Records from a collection
▽
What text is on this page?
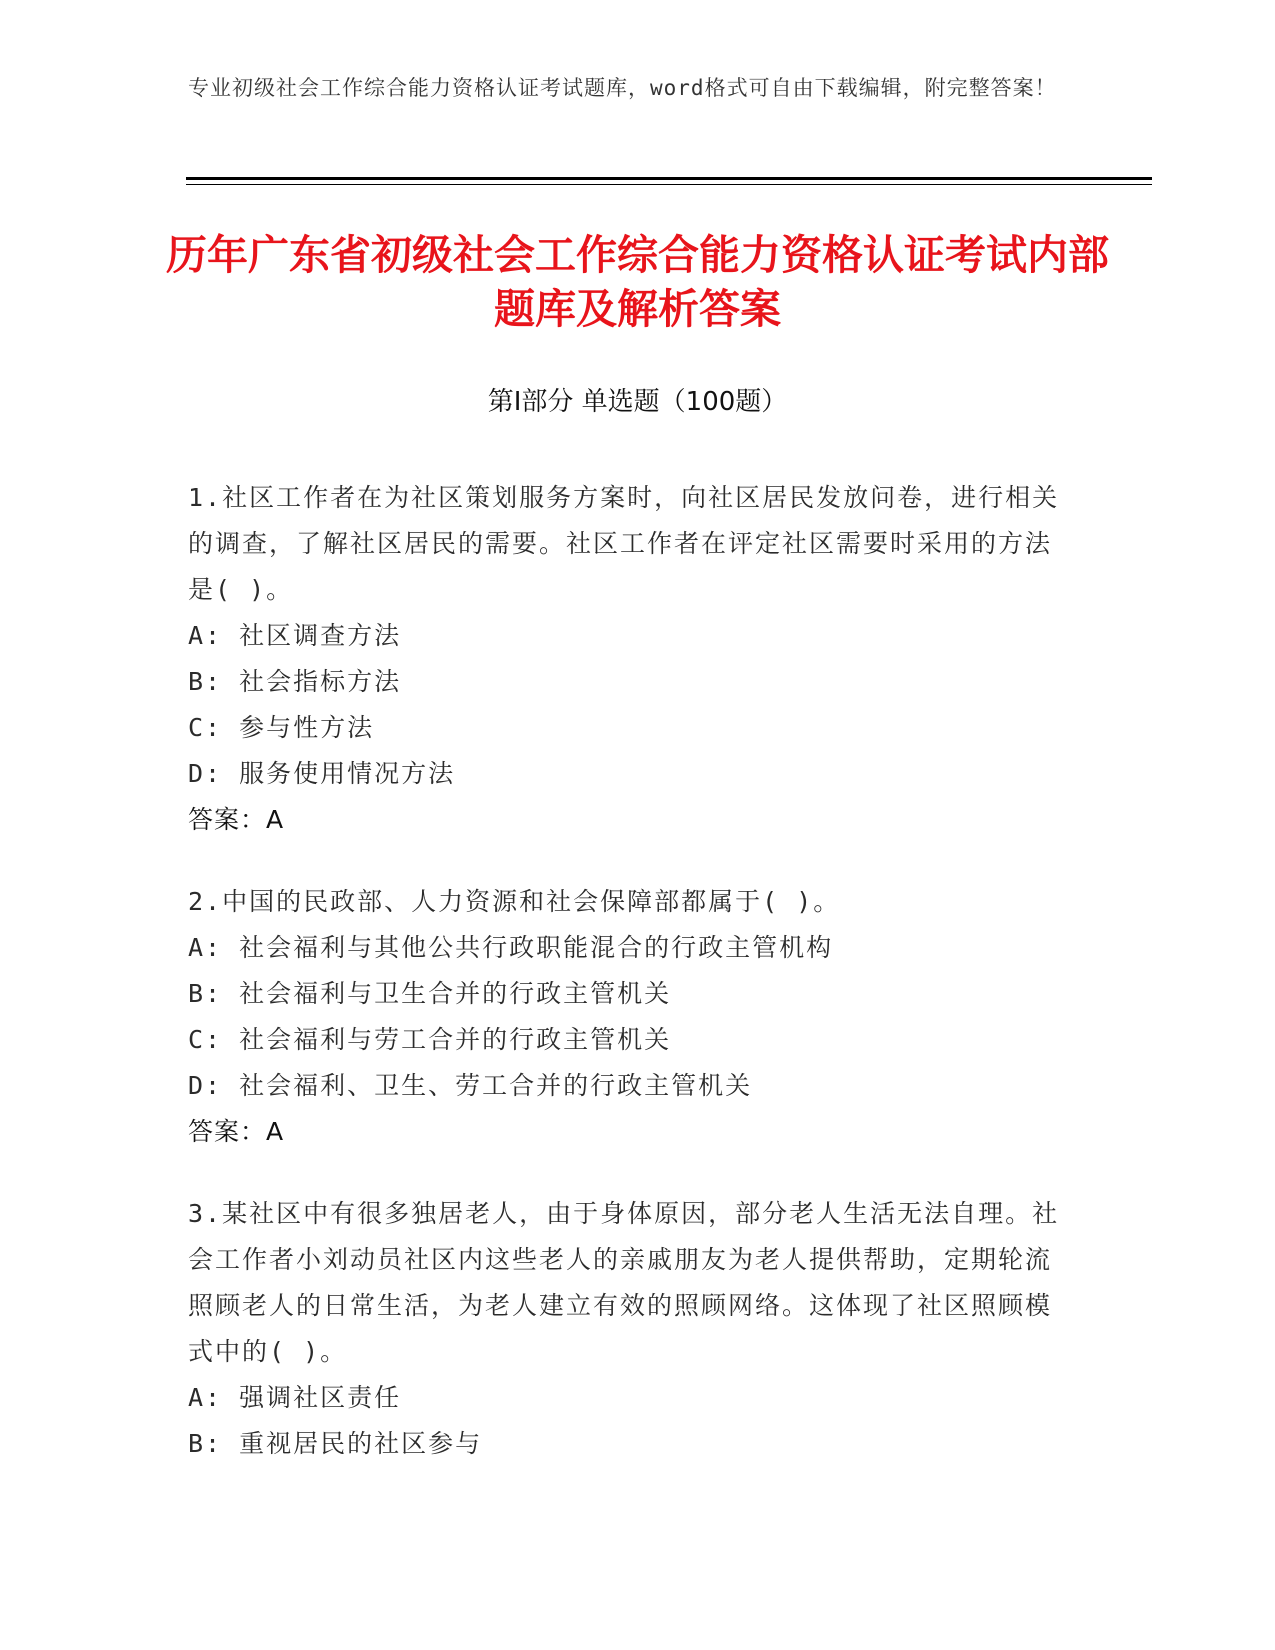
专业初级社会工作综合能力资格认证考试题库，word格式可自由下载编辑，附完整答案！
历年广东省初级社会工作综合能力资格认证考试内部题库及解析答案
第Ⅰ部分 单选题（100题）

1.社区工作者在为社区策划服务方案时，向社区居民发放问卷，进行相关的调查，了解社区居民的需要。社区工作者在评定社区需要时采用的方法是( )。

A: 社区调查方法

B: 社会指标方法

C: 参与性方法

D: 服务使用情况方法

答案：A

2.中国的民政部、人力资源和社会保障部都属于( )。

A: 社会福利与其他公共行政职能混合的行政主管机构

B: 社会福利与卫生合并的行政主管机关

C: 社会福利与劳工合并的行政主管机关

D: 社会福利、卫生、劳工合并的行政主管机关

答案：A

3.某社区中有很多独居老人，由于身体原因，部分老人生活无法自理。社会工作者小刘动员社区内这些老人的亲戚朋友为老人提供帮助，定期轮流照顾老人的日常生活，为老人建立有效的照顾网络。这体现了社区照顾模式中的( )。

A: 强调社区责任

B: 重视居民的社区参与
△
Pictures stay out of the copy; please restate every record above exactly.

What text is on this page?
专业初级社会工作综合能力资格认证考试题库，word格式可自由下载编辑，附完整答案！
历年广东省初级社会工作综合能力资格认证考试内部题库及解析答案
第Ⅰ部分 单选题（100题）

1.社区工作者在为社区策划服务方案时，向社区居民发放问卷，进行相关的调查，了解社区居民的需要。社区工作者在评定社区需要时采用的方法是( )。

A: 社区调查方法

B: 社会指标方法

C: 参与性方法

D: 服务使用情况方法

答案：A

2.中国的民政部、人力资源和社会保障部都属于( )。

A: 社会福利与其他公共行政职能混合的行政主管机构

B: 社会福利与卫生合并的行政主管机关

C: 社会福利与劳工合并的行政主管机关

D: 社会福利、卫生、劳工合并的行政主管机关

答案：A

3.某社区中有很多独居老人，由于身体原因，部分老人生活无法自理。社会工作者小刘动员社区内这些老人的亲戚朋友为老人提供帮助，定期轮流照顾老人的日常生活，为老人建立有效的照顾网络。这体现了社区照顾模式中的( )。

A: 强调社区责任

B: 重视居民的社区参与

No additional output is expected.